Collected data:
········

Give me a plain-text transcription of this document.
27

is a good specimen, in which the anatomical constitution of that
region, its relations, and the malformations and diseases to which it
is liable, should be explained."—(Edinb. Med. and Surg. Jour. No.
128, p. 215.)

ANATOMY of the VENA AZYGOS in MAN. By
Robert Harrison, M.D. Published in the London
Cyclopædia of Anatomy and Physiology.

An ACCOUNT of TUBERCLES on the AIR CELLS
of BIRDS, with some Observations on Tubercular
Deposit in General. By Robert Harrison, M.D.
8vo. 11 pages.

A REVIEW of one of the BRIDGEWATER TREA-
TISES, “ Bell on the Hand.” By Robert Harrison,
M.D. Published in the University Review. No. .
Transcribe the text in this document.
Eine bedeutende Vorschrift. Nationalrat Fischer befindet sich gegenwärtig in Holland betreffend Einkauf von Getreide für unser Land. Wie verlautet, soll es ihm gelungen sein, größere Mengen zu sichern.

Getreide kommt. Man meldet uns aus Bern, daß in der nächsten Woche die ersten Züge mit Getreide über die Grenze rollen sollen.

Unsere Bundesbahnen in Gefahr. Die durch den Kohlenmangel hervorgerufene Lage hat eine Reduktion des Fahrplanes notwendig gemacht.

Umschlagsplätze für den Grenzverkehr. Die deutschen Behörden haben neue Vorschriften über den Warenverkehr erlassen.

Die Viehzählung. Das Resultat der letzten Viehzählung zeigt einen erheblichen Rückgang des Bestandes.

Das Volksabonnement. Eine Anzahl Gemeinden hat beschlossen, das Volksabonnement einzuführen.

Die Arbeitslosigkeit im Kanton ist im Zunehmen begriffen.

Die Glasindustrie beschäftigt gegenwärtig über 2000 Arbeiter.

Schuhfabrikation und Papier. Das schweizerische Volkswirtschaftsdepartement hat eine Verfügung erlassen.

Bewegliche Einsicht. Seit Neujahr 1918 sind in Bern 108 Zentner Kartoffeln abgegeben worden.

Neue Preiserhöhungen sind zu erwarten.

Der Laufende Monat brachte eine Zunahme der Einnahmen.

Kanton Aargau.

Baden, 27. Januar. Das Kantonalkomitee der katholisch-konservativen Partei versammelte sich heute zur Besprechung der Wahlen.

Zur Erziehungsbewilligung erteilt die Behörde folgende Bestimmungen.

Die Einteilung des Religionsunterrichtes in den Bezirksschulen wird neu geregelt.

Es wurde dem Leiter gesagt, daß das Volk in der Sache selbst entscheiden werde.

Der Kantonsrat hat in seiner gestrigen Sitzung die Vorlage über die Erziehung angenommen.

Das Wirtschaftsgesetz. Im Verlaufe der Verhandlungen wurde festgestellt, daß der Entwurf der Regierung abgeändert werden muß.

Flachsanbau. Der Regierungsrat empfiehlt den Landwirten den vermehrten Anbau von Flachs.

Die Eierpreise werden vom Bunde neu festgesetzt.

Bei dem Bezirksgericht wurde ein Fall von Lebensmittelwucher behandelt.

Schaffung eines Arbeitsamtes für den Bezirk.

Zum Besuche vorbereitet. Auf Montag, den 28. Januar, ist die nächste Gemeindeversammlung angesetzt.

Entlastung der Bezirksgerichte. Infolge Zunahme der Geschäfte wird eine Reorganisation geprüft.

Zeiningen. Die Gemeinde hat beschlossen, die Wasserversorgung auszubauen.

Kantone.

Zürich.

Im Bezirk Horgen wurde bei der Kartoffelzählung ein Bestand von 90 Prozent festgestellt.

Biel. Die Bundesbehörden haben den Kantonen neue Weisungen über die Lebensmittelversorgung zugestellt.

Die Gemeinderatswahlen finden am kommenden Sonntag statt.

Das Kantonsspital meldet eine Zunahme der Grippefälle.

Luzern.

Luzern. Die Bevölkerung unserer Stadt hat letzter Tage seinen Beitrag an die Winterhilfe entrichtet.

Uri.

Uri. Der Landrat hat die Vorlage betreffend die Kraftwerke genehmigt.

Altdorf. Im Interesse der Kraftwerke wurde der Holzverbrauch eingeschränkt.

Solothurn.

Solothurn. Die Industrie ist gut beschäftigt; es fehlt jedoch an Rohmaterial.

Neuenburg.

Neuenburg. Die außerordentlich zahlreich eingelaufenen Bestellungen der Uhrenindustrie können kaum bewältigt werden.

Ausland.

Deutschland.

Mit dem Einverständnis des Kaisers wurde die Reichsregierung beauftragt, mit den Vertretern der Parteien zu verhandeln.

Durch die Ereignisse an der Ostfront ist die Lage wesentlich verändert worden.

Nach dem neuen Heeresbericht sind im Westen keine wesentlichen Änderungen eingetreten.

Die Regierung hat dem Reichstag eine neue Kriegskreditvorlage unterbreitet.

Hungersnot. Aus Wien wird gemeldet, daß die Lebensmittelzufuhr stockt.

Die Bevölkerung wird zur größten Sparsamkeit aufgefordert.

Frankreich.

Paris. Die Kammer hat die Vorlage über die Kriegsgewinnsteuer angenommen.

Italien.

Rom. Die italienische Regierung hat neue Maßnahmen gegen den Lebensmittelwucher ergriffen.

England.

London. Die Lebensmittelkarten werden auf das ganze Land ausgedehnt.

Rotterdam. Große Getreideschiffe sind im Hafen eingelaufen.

········

§ What you are asked to do
Pull every line with the string "erlassen" from the data above.

§ Reply to the exercise
Umschlagsplätze für den Grenzverkehr. Die deutschen Behörden haben neue Vorschriften über den Warenverkehr erlassen.
Schuhfabrikation und Papier. Das schweizerische Volkswirtschaftsdepartement hat eine Verfügung erlassen.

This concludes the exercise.